- [Request] Transcribe the material below exactly as it appears.

- [Given entries]
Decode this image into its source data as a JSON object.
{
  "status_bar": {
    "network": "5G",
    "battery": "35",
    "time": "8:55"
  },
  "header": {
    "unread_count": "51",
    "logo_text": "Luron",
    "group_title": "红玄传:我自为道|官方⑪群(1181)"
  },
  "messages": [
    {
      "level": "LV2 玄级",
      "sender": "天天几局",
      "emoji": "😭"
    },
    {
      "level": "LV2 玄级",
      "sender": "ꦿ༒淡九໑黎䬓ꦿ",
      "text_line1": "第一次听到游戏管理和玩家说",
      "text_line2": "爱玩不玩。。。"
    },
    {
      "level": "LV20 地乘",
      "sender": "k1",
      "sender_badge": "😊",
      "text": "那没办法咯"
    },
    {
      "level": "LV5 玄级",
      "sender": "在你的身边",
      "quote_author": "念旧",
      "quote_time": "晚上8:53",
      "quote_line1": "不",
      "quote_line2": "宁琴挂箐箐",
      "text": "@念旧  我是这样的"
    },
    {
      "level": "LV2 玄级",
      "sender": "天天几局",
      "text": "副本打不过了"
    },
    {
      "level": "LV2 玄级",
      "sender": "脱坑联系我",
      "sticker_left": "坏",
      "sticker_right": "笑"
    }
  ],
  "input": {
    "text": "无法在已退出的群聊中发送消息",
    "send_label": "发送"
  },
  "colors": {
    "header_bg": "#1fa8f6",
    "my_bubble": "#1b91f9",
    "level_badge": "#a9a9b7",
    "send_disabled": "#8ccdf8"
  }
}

- [Solved exercise]
Decode this image into its source data as a JSON object.
{
  "status_bar": {
    "network": "5G",
    "battery": "35",
    "time": "8:55"
  },
  "header": {
    "unread_count": "51",
    "logo_text": "Luron",
    "group_title": "红玄传:我自为道|官方⑪群(1181)"
  },
  "messages": [
    {
      "level": "LV2 玄级",
      "sender": "天天几局",
      "emoji": "😭"
    },
    {
      "level": "LV2 玄级",
      "sender": "ꦿ༒淡九໑黎䬓ꦿ",
      "text_line1": "第一次听到游戏管理和玩家说",
      "text_line2": "爱玩不玩。。。"
    },
    {
      "level": "LV20 地乘",
      "sender": "k1",
      "sender_badge": "😊",
      "text": "那没办法咯"
    },
    {
      "level": "LV5 玄级",
      "sender": "在你的身边",
      "quote_author": "念旧",
      "quote_time": "晚上8:53",
      "quote_line1": "不",
      "quote_line2": "宁琴挂箐箐",
      "text": "@念旧  我是这样的"
    },
    {
      "level": "LV2 玄级",
      "sender": "天天几局",
      "text": "副本打不过了"
    },
    {
      "level": "LV2 玄级",
      "sender": "脱坑联系我",
      "sticker_left": "坏",
      "sticker_right": "笑"
    }
  ],
  "input": {
    "text": "无法在已退出的群聊中发送消息",
    "send_label": "发送"
  },
  "colors": {
    "header_bg": "#1fa8f6",
    "my_bubble": "#1b91f9",
    "level_badge": "#a9a9b7",
    "send_disabled": "#8ccdf8"
  }
}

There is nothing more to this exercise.